— Given entries —
════

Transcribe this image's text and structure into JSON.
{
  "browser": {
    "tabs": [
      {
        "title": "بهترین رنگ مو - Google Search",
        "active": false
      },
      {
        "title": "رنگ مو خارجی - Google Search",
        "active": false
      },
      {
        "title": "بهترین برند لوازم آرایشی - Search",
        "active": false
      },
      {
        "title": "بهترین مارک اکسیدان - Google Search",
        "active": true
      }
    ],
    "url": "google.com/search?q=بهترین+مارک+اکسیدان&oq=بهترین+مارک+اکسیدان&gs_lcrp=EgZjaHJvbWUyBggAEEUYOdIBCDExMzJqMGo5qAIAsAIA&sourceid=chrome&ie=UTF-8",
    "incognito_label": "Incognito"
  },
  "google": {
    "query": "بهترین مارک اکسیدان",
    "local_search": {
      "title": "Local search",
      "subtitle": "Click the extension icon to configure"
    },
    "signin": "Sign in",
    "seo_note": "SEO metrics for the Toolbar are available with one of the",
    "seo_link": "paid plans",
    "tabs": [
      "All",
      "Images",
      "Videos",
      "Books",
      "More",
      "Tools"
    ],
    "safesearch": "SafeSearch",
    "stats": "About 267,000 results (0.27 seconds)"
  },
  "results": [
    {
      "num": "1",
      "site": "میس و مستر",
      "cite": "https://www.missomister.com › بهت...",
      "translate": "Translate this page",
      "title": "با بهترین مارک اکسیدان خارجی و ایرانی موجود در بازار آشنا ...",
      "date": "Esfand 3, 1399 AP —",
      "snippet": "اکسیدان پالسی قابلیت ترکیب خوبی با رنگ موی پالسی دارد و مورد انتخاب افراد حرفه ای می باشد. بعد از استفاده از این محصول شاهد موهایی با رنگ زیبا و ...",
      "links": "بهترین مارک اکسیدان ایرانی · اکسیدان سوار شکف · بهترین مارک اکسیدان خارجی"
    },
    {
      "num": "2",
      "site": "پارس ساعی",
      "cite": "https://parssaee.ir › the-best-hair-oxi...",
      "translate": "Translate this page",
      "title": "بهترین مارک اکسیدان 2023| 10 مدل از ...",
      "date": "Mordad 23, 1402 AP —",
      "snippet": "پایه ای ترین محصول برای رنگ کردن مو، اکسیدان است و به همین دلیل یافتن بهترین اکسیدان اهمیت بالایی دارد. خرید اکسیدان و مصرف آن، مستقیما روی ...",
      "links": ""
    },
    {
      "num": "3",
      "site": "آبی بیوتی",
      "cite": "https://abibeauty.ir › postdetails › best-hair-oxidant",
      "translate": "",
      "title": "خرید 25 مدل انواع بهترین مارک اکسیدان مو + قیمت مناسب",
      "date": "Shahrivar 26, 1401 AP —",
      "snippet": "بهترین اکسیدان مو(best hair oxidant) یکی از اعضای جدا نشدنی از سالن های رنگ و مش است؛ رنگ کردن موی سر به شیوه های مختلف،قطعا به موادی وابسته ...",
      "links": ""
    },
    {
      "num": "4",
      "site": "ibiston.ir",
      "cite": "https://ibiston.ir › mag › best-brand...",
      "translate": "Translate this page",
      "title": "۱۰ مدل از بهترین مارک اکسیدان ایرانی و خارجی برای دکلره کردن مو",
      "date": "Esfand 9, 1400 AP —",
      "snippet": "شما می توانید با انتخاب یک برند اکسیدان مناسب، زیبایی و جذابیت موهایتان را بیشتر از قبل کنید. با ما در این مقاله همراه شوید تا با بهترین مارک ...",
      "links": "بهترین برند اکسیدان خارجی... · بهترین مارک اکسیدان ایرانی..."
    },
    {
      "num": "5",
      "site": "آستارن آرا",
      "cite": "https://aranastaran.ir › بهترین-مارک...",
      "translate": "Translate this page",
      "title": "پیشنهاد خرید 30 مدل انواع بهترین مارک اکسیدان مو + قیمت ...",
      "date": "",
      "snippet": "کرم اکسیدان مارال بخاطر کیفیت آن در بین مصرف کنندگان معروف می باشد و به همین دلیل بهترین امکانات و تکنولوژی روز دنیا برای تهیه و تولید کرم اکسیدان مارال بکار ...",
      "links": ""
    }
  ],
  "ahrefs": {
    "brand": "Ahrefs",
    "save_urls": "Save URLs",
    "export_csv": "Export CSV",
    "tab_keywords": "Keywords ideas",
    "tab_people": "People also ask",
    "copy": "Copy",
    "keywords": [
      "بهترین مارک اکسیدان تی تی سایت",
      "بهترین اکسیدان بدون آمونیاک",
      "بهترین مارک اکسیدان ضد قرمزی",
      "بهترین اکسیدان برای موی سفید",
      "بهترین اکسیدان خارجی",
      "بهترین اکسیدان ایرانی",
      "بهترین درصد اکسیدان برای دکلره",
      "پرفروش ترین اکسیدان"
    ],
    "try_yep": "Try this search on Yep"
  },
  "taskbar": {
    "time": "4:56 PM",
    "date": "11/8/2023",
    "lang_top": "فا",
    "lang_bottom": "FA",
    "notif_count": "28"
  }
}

════

Return each full line of the entries that contains the word "دارد".

— Task response —
      "snippet": "اکسیدان پالسی قابلیت ترکیب خوبی با رنگ موی پالسی دارد و مورد انتخاب افراد حرفه ای می باشد. بعد از استفاده از این محصول شاهد موهایی با رنگ زیبا و ...",
      "snippet": "پایه ای ترین محصول برای رنگ کردن مو، اکسیدان است و به همین دلیل یافتن بهترین اکسیدان اهمیت بالایی دارد. خرید اکسیدان و مصرف آن، مستقیما روی ...",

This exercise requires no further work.